Instruction: Every line below should be repeated exactly.

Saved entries
####

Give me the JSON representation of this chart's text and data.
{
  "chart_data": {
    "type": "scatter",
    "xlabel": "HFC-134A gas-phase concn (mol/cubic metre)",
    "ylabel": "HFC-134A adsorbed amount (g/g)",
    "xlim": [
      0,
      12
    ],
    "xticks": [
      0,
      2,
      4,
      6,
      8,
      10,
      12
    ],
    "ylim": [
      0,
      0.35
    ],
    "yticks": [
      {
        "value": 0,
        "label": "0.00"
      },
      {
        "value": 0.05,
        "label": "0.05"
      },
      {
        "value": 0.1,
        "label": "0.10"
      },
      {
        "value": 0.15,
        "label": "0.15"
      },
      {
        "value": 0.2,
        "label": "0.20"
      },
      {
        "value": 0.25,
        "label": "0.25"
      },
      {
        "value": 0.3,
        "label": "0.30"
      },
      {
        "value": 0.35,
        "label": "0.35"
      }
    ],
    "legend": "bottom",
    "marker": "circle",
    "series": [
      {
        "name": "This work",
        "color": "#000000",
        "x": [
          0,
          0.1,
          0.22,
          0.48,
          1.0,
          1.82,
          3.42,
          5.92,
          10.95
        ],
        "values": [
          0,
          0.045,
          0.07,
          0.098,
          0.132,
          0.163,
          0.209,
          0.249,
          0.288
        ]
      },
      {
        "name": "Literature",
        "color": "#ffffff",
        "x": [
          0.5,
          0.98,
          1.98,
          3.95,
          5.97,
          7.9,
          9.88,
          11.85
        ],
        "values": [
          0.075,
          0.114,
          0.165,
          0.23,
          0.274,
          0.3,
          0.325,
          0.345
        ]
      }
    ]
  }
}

####

Solution to the problem:
Give me the JSON representation of this chart's text and data.
{
  "chart_data": {
    "type": "scatter",
    "xlabel": "HFC-134A gas-phase concn (mol/cubic metre)",
    "ylabel": "HFC-134A adsorbed amount (g/g)",
    "xlim": [
      0,
      12
    ],
    "xticks": [
      0,
      2,
      4,
      6,
      8,
      10,
      12
    ],
    "ylim": [
      0,
      0.35
    ],
    "yticks": [
      {
        "value": 0,
        "label": "0.00"
      },
      {
        "value": 0.05,
        "label": "0.05"
      },
      {
        "value": 0.1,
        "label": "0.10"
      },
      {
        "value": 0.15,
        "label": "0.15"
      },
      {
        "value": 0.2,
        "label": "0.20"
      },
      {
        "value": 0.25,
        "label": "0.25"
      },
      {
        "value": 0.3,
        "label": "0.30"
      },
      {
        "value": 0.35,
        "label": "0.35"
      }
    ],
    "legend": "bottom",
    "marker": "circle",
    "series": [
      {
        "name": "This work",
        "color": "#000000",
        "x": [
          0,
          0.1,
          0.22,
          0.48,
          1.0,
          1.82,
          3.42,
          5.92,
          10.95
        ],
        "values": [
          0,
          0.045,
          0.07,
          0.098,
          0.132,
          0.163,
          0.209,
          0.249,
          0.288
        ]
      },
      {
        "name": "Literature",
        "color": "#ffffff",
        "x": [
          0.5,
          0.98,
          1.98,
          3.95,
          5.97,
          7.9,
          9.88,
          11.85
        ],
        "values": [
          0.075,
          0.114,
          0.165,
          0.23,
          0.274,
          0.3,
          0.325,
          0.345
        ]
      }
    ]
  }
}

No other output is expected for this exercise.